TASK OBJECTIVE
From the entries below, list each line with "body".

MATERIAL FOR THE TASK
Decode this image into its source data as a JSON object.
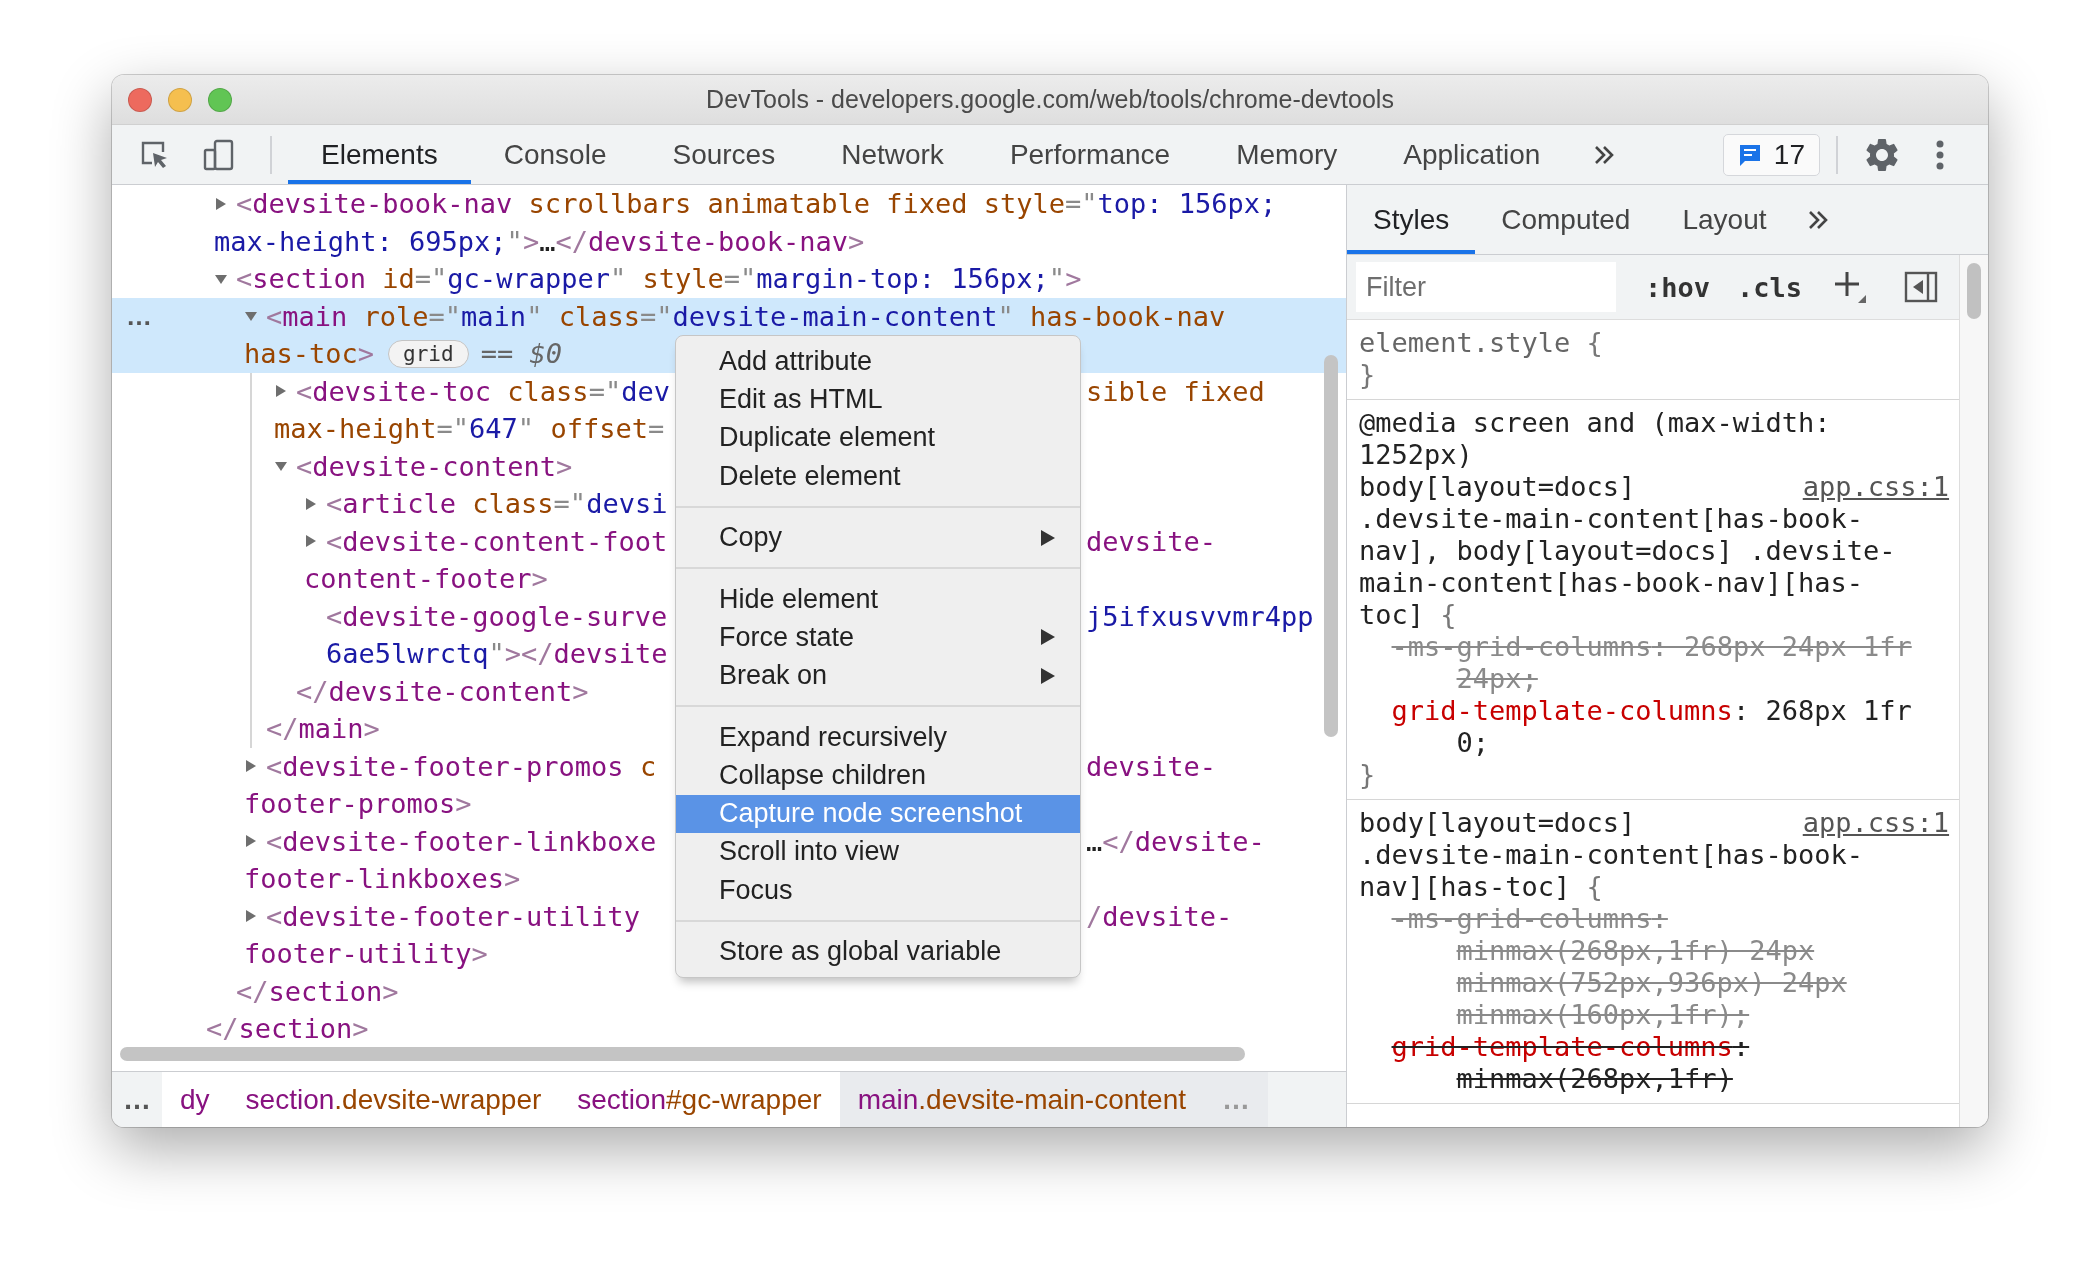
{
  "window": {
    "title": "DevTools - developers.google.com/web/tools/chrome-devtools"
  },
  "toolbar": {
    "tabs": [
      {
        "label": "Elements",
        "selected": true
      },
      {
        "label": "Console",
        "selected": false
      },
      {
        "label": "Sources",
        "selected": false
      },
      {
        "label": "Network",
        "selected": false
      },
      {
        "label": "Performance",
        "selected": false
      },
      {
        "label": "Memory",
        "selected": false
      },
      {
        "label": "Application",
        "selected": false
      }
    ],
    "issues": {
      "count": "17"
    }
  },
  "elements": {
    "tree": {
      "children": [
        {
          "kind": "element",
          "expanded": false,
          "selected": false,
          "lines": [
            {
              "tokens": [
                {
                  "kind": "bracket",
                  "text": "<"
                },
                {
                  "kind": "tag",
                  "text": "devsite-book-nav"
                },
                {
                  "kind": "attr",
                  "text": " scrollbars animatable fixed style"
                },
                {
                  "kind": "punct",
                  "text": "=\""
                },
                {
                  "kind": "value",
                  "text": "top: 156px;"
                }
              ]
            },
            {
              "tokens": [
                {
                  "kind": "value",
                  "text": "max-height: 695px;"
                },
                {
                  "kind": "punct",
                  "text": "\""
                },
                {
                  "kind": "bracket",
                  "text": ">"
                },
                {
                  "kind": "text",
                  "text": "…"
                },
                {
                  "kind": "bracket",
                  "text": "</"
                },
                {
                  "kind": "tag",
                  "text": "devsite-book-nav"
                },
                {
                  "kind": "bracket",
                  "text": ">"
                }
              ]
            }
          ]
        },
        {
          "kind": "element",
          "expanded": true,
          "selected": false,
          "lines": [
            {
              "tokens": [
                {
                  "kind": "bracket",
                  "text": "<"
                },
                {
                  "kind": "tag",
                  "text": "section"
                },
                {
                  "kind": "attr",
                  "text": " id"
                },
                {
                  "kind": "punct",
                  "text": "=\""
                },
                {
                  "kind": "value",
                  "text": "gc-wrapper"
                },
                {
                  "kind": "punct",
                  "text": "\""
                },
                {
                  "kind": "attr",
                  "text": " style"
                },
                {
                  "kind": "punct",
                  "text": "=\""
                },
                {
                  "kind": "value",
                  "text": "margin-top: 156px;"
                },
                {
                  "kind": "punct",
                  "text": "\""
                },
                {
                  "kind": "bracket",
                  "text": ">"
                }
              ]
            }
          ],
          "children": [
            {
              "kind": "element",
              "expanded": true,
              "selected": true,
              "gutter": "…",
              "lines": [
                {
                  "tokens": [
                    {
                      "kind": "bracket",
                      "text": "<"
                    },
                    {
                      "kind": "tag",
                      "text": "main"
                    },
                    {
                      "kind": "attr",
                      "text": " role"
                    },
                    {
                      "kind": "punct",
                      "text": "=\""
                    },
                    {
                      "kind": "value",
                      "text": "main"
                    },
                    {
                      "kind": "punct",
                      "text": "\""
                    },
                    {
                      "kind": "attr",
                      "text": " class"
                    },
                    {
                      "kind": "punct",
                      "text": "=\""
                    },
                    {
                      "kind": "value",
                      "text": "devsite-main-content"
                    },
                    {
                      "kind": "punct",
                      "text": "\""
                    },
                    {
                      "kind": "attr",
                      "text": " has-book-nav"
                    }
                  ]
                },
                {
                  "tokens": [
                    {
                      "kind": "attr",
                      "text": "has-toc"
                    },
                    {
                      "kind": "bracket",
                      "text": ">"
                    },
                    {
                      "kind": "badge",
                      "text": "grid"
                    },
                    {
                      "kind": "hint",
                      "text": "== "
                    },
                    {
                      "kind": "var",
                      "text": "$0"
                    }
                  ]
                }
              ],
              "children": [
                {
                  "kind": "element",
                  "expanded": false,
                  "selected": false,
                  "lines": [
                    {
                      "tokens": [
                        {
                          "kind": "bracket",
                          "text": "<"
                        },
                        {
                          "kind": "tag",
                          "text": "devsite-toc"
                        },
                        {
                          "kind": "attr",
                          "text": " class"
                        },
                        {
                          "kind": "punct",
                          "text": "=\""
                        },
                        {
                          "kind": "value",
                          "text": "dev"
                        }
                      ],
                      "beyond_menu": [
                        {
                          "kind": "attr",
                          "text": "sible fixed"
                        }
                      ]
                    },
                    {
                      "tokens": [
                        {
                          "kind": "attr",
                          "text": "max-height"
                        },
                        {
                          "kind": "punct",
                          "text": "=\""
                        },
                        {
                          "kind": "value",
                          "text": "647"
                        },
                        {
                          "kind": "punct",
                          "text": "\""
                        },
                        {
                          "kind": "attr",
                          "text": " offset"
                        },
                        {
                          "kind": "punct",
                          "text": "="
                        }
                      ]
                    }
                  ]
                },
                {
                  "kind": "element",
                  "expanded": true,
                  "selected": false,
                  "lines": [
                    {
                      "tokens": [
                        {
                          "kind": "bracket",
                          "text": "<"
                        },
                        {
                          "kind": "tag",
                          "text": "devsite-content"
                        },
                        {
                          "kind": "bracket",
                          "text": ">"
                        }
                      ]
                    }
                  ],
                  "children": [
                    {
                      "kind": "element",
                      "expanded": false,
                      "selected": false,
                      "lines": [
                        {
                          "tokens": [
                            {
                              "kind": "bracket",
                              "text": "<"
                            },
                            {
                              "kind": "tag",
                              "text": "article"
                            },
                            {
                              "kind": "attr",
                              "text": " class"
                            },
                            {
                              "kind": "punct",
                              "text": "=\""
                            },
                            {
                              "kind": "value",
                              "text": "devsi"
                            }
                          ]
                        }
                      ]
                    },
                    {
                      "kind": "element",
                      "expanded": false,
                      "selected": false,
                      "lines": [
                        {
                          "tokens": [
                            {
                              "kind": "bracket",
                              "text": "<"
                            },
                            {
                              "kind": "tag",
                              "text": "devsite-content-foot"
                            }
                          ],
                          "beyond_menu": [
                            {
                              "kind": "tag",
                              "text": "devsite-"
                            }
                          ]
                        },
                        {
                          "tokens": [
                            {
                              "kind": "tag",
                              "text": "content-footer"
                            },
                            {
                              "kind": "bracket",
                              "text": ">"
                            }
                          ]
                        }
                      ]
                    },
                    {
                      "kind": "leaf",
                      "selected": false,
                      "lines": [
                        {
                          "tokens": [
                            {
                              "kind": "bracket",
                              "text": "<"
                            },
                            {
                              "kind": "tag",
                              "text": "devsite-google-surve"
                            }
                          ],
                          "beyond_menu": [
                            {
                              "kind": "value",
                              "text": "j5ifxusvvmr4pp"
                            }
                          ]
                        },
                        {
                          "tokens": [
                            {
                              "kind": "value",
                              "text": "6ae5lwrctq"
                            },
                            {
                              "kind": "punct",
                              "text": "\""
                            },
                            {
                              "kind": "bracket",
                              "text": "></"
                            },
                            {
                              "kind": "tag",
                              "text": "devsite"
                            }
                          ]
                        }
                      ]
                    }
                  ],
                  "close": [
                    {
                      "tokens": [
                        {
                          "kind": "bracket",
                          "text": "</"
                        },
                        {
                          "kind": "tag",
                          "text": "devsite-content"
                        },
                        {
                          "kind": "bracket",
                          "text": ">"
                        }
                      ]
                    }
                  ]
                }
              ],
              "close": [
                {
                  "tokens": [
                    {
                      "kind": "bracket",
                      "text": "</"
                    },
                    {
                      "kind": "tag",
                      "text": "main"
                    },
                    {
                      "kind": "bracket",
                      "text": ">"
                    }
                  ]
                }
              ]
            },
            {
              "kind": "element",
              "expanded": false,
              "selected": false,
              "lines": [
                {
                  "tokens": [
                    {
                      "kind": "bracket",
                      "text": "<"
                    },
                    {
                      "kind": "tag",
                      "text": "devsite-footer-promos"
                    },
                    {
                      "kind": "attr",
                      "text": " c"
                    }
                  ],
                  "beyond_menu": [
                    {
                      "kind": "tag",
                      "text": "devsite-"
                    }
                  ]
                },
                {
                  "tokens": [
                    {
                      "kind": "tag",
                      "text": "footer-promos"
                    },
                    {
                      "kind": "bracket",
                      "text": ">"
                    }
                  ]
                }
              ]
            },
            {
              "kind": "element",
              "expanded": false,
              "selected": false,
              "lines": [
                {
                  "tokens": [
                    {
                      "kind": "bracket",
                      "text": "<"
                    },
                    {
                      "kind": "tag",
                      "text": "devsite-footer-linkboxe"
                    }
                  ],
                  "beyond_menu": [
                    {
                      "kind": "text",
                      "text": "…"
                    },
                    {
                      "kind": "bracket",
                      "text": "</"
                    },
                    {
                      "kind": "tag",
                      "text": "devsite-"
                    }
                  ]
                },
                {
                  "tokens": [
                    {
                      "kind": "tag",
                      "text": "footer-linkboxes"
                    },
                    {
                      "kind": "bracket",
                      "text": ">"
                    }
                  ]
                }
              ]
            },
            {
              "kind": "element",
              "expanded": false,
              "selected": false,
              "lines": [
                {
                  "tokens": [
                    {
                      "kind": "bracket",
                      "text": "<"
                    },
                    {
                      "kind": "tag",
                      "text": "devsite-footer-utility"
                    }
                  ],
                  "beyond_menu": [
                    {
                      "kind": "bracket",
                      "text": "/"
                    },
                    {
                      "kind": "tag",
                      "text": "devsite-"
                    }
                  ]
                },
                {
                  "tokens": [
                    {
                      "kind": "tag",
                      "text": "footer-utility"
                    },
                    {
                      "kind": "bracket",
                      "text": ">"
                    }
                  ]
                }
              ]
            }
          ],
          "close": [
            {
              "tokens": [
                {
                  "kind": "bracket",
                  "text": "</"
                },
                {
                  "kind": "tag",
                  "text": "section"
                },
                {
                  "kind": "bracket",
                  "text": ">"
                }
              ]
            }
          ]
        }
      ],
      "close": [
        {
          "tokens": [
            {
              "kind": "bracket",
              "text": "</"
            },
            {
              "kind": "tag",
              "text": "section"
            },
            {
              "kind": "bracket",
              "text": ">"
            }
          ]
        }
      ]
    },
    "context_menu": {
      "groups": [
        {
          "items": [
            {
              "label": "Add attribute",
              "submenu": false,
              "selected": false
            },
            {
              "label": "Edit as HTML",
              "submenu": false,
              "selected": false
            },
            {
              "label": "Duplicate element",
              "submenu": false,
              "selected": false
            },
            {
              "label": "Delete element",
              "submenu": false,
              "selected": false
            }
          ]
        },
        {
          "items": [
            {
              "label": "Copy",
              "submenu": true,
              "selected": false
            }
          ]
        },
        {
          "items": [
            {
              "label": "Hide element",
              "submenu": false,
              "selected": false
            },
            {
              "label": "Force state",
              "submenu": true,
              "selected": false
            },
            {
              "label": "Break on",
              "submenu": true,
              "selected": false
            }
          ]
        },
        {
          "items": [
            {
              "label": "Expand recursively",
              "submenu": false,
              "selected": false
            },
            {
              "label": "Collapse children",
              "submenu": false,
              "selected": false
            },
            {
              "label": "Capture node screenshot",
              "submenu": false,
              "selected": true
            },
            {
              "label": "Scroll into view",
              "submenu": false,
              "selected": false
            },
            {
              "label": "Focus",
              "submenu": false,
              "selected": false
            }
          ]
        },
        {
          "items": [
            {
              "label": "Store as global variable",
              "submenu": false,
              "selected": false
            }
          ]
        }
      ]
    },
    "breadcrumbs": {
      "scroll_left": "…",
      "items": [
        {
          "tag": "dy",
          "selected": false
        },
        {
          "tag": "section",
          "suffix": ".devsite-wrapper",
          "selected": false
        },
        {
          "tag": "section",
          "suffix": "#gc-wrapper",
          "selected": false
        },
        {
          "tag": "main",
          "suffix": ".devsite-main-content",
          "selected": true
        }
      ],
      "scroll_right": "…"
    }
  },
  "styles": {
    "tabs": [
      {
        "label": "Styles",
        "selected": true
      },
      {
        "label": "Computed",
        "selected": false
      },
      {
        "label": "Layout",
        "selected": false
      }
    ],
    "filter": {
      "placeholder": "Filter"
    },
    "hov": ":hov",
    "cls": ".cls",
    "rules": [
      {
        "kind": "inline",
        "selector": "element.style",
        "open_brace": "{",
        "close_brace": "}"
      },
      {
        "kind": "stylesheet",
        "media": "@media screen and (max-width: 1252px)",
        "selector": "body[layout=docs] .devsite-main-content[has-book-nav], body[layout=docs] .devsite-main-content[has-book-nav][has-toc]",
        "open_brace": "{",
        "source": "app.css:1",
        "declarations": [
          {
            "name": "-ms-grid-columns",
            "value": ": 268px 24px 1fr 24px;",
            "inactive": true,
            "overridden": true
          },
          {
            "name": "grid-template-columns",
            "value": ": 268px 1fr 0;",
            "inactive": false,
            "overridden": false
          }
        ],
        "close_brace": "}"
      },
      {
        "kind": "stylesheet",
        "selector": "body[layout=docs] .devsite-main-content[has-book-nav][has-toc]",
        "open_brace": "{",
        "source": "app.css:1",
        "declarations": [
          {
            "name": "-ms-grid-columns",
            "value": ": minmax(268px,1fr) 24px minmax(752px,936px) 24px minmax(160px,1fr);",
            "inactive": true,
            "overridden": true
          },
          {
            "name": "grid-template-columns",
            "value": ": minmax(268px,1fr)",
            "inactive": false,
            "overridden": true
          }
        ]
      }
    ]
  }
}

EXERCISE ANSWER
        "selector": "body[layout=docs] .devsite-main-content[has-book-nav], body[layout=docs] .devsite-main-content[has-book-nav][has-toc]",
        "selector": "body[layout=docs] .devsite-main-content[has-book-nav][has-toc]",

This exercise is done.